Data extracted from a collection
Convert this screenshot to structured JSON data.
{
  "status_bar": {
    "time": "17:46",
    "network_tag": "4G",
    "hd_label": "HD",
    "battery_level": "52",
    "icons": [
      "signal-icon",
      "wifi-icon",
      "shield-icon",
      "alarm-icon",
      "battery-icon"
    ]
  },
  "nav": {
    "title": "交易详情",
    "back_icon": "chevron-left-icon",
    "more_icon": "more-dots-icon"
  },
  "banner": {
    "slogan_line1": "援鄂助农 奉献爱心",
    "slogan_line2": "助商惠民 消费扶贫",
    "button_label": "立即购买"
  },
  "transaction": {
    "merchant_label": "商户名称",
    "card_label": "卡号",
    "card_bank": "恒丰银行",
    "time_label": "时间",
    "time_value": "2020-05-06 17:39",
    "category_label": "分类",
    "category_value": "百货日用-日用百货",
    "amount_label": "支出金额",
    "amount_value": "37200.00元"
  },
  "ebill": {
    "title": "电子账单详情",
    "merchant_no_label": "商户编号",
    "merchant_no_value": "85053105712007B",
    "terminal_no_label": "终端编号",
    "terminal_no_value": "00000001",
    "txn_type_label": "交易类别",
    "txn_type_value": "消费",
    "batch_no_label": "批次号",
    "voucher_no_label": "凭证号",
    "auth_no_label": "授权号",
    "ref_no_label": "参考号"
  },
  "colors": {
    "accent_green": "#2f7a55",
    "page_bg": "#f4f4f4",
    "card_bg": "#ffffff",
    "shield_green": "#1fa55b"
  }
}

Written task
Reproduce the listing shown above in its entirety, exactly.

Written answer
Convert this screenshot to structured JSON data.
{
  "status_bar": {
    "time": "17:46",
    "network_tag": "4G",
    "hd_label": "HD",
    "battery_level": "52",
    "icons": [
      "signal-icon",
      "wifi-icon",
      "shield-icon",
      "alarm-icon",
      "battery-icon"
    ]
  },
  "nav": {
    "title": "交易详情",
    "back_icon": "chevron-left-icon",
    "more_icon": "more-dots-icon"
  },
  "banner": {
    "slogan_line1": "援鄂助农 奉献爱心",
    "slogan_line2": "助商惠民 消费扶贫",
    "button_label": "立即购买"
  },
  "transaction": {
    "merchant_label": "商户名称",
    "card_label": "卡号",
    "card_bank": "恒丰银行",
    "time_label": "时间",
    "time_value": "2020-05-06 17:39",
    "category_label": "分类",
    "category_value": "百货日用-日用百货",
    "amount_label": "支出金额",
    "amount_value": "37200.00元"
  },
  "ebill": {
    "title": "电子账单详情",
    "merchant_no_label": "商户编号",
    "merchant_no_value": "85053105712007B",
    "terminal_no_label": "终端编号",
    "terminal_no_value": "00000001",
    "txn_type_label": "交易类别",
    "txn_type_value": "消费",
    "batch_no_label": "批次号",
    "voucher_no_label": "凭证号",
    "auth_no_label": "授权号",
    "ref_no_label": "参考号"
  },
  "colors": {
    "accent_green": "#2f7a55",
    "page_bg": "#f4f4f4",
    "card_bg": "#ffffff",
    "shield_green": "#1fa55b"
  }
}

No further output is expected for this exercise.